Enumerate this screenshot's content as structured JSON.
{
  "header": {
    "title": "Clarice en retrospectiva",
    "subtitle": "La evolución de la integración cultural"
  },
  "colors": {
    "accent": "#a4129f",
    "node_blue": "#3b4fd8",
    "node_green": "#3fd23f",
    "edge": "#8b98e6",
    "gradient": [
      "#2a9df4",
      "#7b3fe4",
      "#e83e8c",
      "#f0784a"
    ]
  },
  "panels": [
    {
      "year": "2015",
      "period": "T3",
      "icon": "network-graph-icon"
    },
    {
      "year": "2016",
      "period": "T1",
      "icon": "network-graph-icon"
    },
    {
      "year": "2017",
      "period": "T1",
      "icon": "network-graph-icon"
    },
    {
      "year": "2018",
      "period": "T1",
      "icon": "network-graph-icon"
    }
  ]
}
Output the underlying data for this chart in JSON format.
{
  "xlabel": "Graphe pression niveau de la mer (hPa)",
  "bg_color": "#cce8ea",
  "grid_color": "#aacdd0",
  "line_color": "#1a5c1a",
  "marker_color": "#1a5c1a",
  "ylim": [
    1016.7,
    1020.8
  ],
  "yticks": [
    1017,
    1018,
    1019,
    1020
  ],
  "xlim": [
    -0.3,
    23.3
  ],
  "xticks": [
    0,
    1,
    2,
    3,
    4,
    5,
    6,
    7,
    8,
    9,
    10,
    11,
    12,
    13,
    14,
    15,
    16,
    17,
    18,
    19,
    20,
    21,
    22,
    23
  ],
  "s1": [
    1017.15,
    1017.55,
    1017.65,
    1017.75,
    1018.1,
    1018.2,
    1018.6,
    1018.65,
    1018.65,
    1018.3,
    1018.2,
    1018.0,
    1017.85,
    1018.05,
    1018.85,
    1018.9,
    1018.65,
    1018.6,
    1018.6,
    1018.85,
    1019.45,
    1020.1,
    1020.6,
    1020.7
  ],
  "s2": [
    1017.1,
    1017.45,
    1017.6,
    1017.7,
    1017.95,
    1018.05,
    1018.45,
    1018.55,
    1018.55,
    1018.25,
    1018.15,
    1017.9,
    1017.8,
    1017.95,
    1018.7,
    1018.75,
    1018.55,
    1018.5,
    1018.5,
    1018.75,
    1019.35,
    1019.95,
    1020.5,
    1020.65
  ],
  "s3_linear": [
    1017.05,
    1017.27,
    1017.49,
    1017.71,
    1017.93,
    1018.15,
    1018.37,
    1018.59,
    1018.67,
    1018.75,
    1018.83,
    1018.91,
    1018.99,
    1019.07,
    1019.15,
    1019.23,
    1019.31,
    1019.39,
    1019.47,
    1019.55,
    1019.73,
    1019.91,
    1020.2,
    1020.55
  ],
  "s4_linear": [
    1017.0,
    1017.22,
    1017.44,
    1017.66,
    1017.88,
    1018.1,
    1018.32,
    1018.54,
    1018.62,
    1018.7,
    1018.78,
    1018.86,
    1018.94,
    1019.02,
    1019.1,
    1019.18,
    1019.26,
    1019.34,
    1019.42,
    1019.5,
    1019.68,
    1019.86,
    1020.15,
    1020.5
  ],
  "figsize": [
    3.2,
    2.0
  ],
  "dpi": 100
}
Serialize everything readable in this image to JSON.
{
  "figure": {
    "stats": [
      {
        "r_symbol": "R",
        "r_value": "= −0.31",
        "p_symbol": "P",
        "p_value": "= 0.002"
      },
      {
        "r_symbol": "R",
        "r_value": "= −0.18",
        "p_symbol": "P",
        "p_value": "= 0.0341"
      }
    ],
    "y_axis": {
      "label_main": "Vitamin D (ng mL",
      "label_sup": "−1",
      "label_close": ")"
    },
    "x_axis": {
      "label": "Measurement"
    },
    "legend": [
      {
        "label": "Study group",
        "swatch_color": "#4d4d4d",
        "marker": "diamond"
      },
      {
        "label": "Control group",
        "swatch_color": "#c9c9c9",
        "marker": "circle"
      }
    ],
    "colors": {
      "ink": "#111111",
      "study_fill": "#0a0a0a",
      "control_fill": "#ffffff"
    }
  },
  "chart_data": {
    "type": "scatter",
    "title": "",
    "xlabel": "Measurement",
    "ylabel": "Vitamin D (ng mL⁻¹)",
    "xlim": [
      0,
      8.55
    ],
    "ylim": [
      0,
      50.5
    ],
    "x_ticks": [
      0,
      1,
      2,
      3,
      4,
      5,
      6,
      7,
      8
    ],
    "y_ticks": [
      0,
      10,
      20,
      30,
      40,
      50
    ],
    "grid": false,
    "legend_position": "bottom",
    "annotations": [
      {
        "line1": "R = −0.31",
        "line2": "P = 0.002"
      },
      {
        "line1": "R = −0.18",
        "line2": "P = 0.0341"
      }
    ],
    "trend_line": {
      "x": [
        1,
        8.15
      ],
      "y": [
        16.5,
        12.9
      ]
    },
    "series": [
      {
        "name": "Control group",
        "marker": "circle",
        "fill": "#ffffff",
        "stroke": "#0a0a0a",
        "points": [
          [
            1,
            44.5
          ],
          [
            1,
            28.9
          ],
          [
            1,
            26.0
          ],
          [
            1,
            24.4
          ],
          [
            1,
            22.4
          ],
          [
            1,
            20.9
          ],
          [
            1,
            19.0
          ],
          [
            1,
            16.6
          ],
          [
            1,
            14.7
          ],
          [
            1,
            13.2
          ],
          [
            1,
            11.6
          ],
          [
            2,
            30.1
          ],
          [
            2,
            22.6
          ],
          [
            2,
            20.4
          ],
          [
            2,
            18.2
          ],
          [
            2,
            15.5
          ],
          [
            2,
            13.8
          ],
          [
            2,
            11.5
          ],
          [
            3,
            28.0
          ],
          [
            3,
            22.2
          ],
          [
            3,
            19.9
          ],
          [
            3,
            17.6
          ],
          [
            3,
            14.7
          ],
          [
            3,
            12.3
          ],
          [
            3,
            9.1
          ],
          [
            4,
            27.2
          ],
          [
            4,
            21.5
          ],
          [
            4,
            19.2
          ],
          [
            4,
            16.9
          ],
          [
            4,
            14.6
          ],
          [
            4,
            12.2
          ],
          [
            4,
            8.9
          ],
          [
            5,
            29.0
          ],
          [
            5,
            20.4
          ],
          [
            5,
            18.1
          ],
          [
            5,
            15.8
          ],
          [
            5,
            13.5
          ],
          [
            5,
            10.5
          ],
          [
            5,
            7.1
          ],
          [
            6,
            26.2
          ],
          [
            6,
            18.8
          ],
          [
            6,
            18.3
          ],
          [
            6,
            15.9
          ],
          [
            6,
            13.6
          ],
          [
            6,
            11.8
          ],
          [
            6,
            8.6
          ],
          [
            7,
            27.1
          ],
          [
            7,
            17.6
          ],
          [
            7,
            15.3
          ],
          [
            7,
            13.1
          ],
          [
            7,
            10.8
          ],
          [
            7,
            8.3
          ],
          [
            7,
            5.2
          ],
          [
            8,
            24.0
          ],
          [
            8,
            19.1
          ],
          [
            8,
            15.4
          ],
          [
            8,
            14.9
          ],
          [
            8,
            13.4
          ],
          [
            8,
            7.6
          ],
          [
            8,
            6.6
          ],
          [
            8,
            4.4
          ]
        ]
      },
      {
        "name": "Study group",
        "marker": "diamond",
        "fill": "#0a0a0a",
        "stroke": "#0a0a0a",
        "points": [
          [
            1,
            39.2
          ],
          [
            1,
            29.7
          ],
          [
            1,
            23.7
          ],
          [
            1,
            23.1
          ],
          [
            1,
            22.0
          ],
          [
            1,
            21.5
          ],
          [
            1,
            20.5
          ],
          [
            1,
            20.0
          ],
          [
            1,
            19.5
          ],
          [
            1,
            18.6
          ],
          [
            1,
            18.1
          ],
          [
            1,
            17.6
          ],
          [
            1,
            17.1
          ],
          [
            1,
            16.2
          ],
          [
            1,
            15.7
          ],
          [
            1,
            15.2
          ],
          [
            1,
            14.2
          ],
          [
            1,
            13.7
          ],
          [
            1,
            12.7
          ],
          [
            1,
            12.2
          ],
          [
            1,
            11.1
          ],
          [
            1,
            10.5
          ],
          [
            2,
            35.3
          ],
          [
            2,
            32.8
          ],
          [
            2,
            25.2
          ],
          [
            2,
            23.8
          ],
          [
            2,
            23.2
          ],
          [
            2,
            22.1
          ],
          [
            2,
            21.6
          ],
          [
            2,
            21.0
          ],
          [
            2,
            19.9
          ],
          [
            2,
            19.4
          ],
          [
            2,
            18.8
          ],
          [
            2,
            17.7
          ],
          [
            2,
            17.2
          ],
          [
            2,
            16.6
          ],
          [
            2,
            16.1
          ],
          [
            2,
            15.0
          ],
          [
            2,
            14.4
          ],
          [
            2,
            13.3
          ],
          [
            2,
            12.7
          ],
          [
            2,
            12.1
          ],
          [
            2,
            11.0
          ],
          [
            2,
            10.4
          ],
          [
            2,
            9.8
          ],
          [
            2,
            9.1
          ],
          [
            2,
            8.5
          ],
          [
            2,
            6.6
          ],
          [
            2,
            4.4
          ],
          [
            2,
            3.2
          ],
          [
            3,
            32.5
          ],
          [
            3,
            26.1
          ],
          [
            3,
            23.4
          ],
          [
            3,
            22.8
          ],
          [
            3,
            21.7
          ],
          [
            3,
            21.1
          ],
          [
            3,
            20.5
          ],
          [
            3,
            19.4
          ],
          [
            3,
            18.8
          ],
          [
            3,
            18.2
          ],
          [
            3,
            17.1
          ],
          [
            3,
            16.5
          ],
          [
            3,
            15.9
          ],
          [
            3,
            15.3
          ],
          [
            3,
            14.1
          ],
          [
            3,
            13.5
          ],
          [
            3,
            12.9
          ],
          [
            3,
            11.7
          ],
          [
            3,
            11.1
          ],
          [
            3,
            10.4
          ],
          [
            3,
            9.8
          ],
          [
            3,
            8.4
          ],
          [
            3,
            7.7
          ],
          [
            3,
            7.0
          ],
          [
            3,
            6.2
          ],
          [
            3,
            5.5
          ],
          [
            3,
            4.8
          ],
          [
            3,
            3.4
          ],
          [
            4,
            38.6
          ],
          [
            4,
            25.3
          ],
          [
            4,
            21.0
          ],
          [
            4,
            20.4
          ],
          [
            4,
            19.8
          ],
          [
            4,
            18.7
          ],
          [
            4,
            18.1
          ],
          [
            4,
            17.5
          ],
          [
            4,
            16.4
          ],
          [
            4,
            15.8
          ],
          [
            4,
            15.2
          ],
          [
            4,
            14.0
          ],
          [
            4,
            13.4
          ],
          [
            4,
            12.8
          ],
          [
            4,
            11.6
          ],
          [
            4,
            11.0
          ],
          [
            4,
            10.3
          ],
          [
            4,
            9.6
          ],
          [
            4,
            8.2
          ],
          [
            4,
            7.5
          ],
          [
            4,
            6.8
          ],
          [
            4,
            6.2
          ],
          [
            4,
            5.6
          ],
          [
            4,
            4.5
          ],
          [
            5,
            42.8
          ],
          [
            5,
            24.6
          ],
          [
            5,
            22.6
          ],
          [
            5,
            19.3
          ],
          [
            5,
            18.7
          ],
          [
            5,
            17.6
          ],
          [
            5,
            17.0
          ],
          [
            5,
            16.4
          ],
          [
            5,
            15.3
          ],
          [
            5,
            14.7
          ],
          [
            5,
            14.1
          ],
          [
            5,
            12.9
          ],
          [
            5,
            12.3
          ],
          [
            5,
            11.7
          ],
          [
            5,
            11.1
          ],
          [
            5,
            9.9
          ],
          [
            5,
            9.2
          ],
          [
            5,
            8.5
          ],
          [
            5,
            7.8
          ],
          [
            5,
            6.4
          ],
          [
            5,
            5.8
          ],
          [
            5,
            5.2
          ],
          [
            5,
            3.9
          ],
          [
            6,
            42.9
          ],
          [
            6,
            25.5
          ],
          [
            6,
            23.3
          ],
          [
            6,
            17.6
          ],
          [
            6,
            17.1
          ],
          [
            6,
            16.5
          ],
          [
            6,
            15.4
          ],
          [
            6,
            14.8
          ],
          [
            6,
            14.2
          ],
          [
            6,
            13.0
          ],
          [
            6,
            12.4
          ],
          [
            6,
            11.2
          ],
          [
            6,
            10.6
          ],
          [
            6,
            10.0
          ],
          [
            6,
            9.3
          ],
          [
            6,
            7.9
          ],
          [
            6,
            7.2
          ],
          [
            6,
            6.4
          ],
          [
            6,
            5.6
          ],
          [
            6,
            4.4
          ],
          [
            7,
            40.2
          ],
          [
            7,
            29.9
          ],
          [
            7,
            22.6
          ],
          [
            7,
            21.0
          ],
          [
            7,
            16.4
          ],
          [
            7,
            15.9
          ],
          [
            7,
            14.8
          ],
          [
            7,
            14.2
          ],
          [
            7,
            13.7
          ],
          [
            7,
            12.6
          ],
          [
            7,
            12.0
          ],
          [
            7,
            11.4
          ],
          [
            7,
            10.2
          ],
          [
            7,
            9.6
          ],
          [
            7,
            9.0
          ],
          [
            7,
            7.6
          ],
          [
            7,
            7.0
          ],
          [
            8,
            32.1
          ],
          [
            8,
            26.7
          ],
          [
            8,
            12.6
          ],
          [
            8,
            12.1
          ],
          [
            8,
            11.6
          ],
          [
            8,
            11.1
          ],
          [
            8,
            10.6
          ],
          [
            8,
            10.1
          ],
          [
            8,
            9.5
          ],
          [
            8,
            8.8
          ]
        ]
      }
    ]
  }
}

Work to do:
Give only the count of lines in this material that contain the string "year".

The output:
4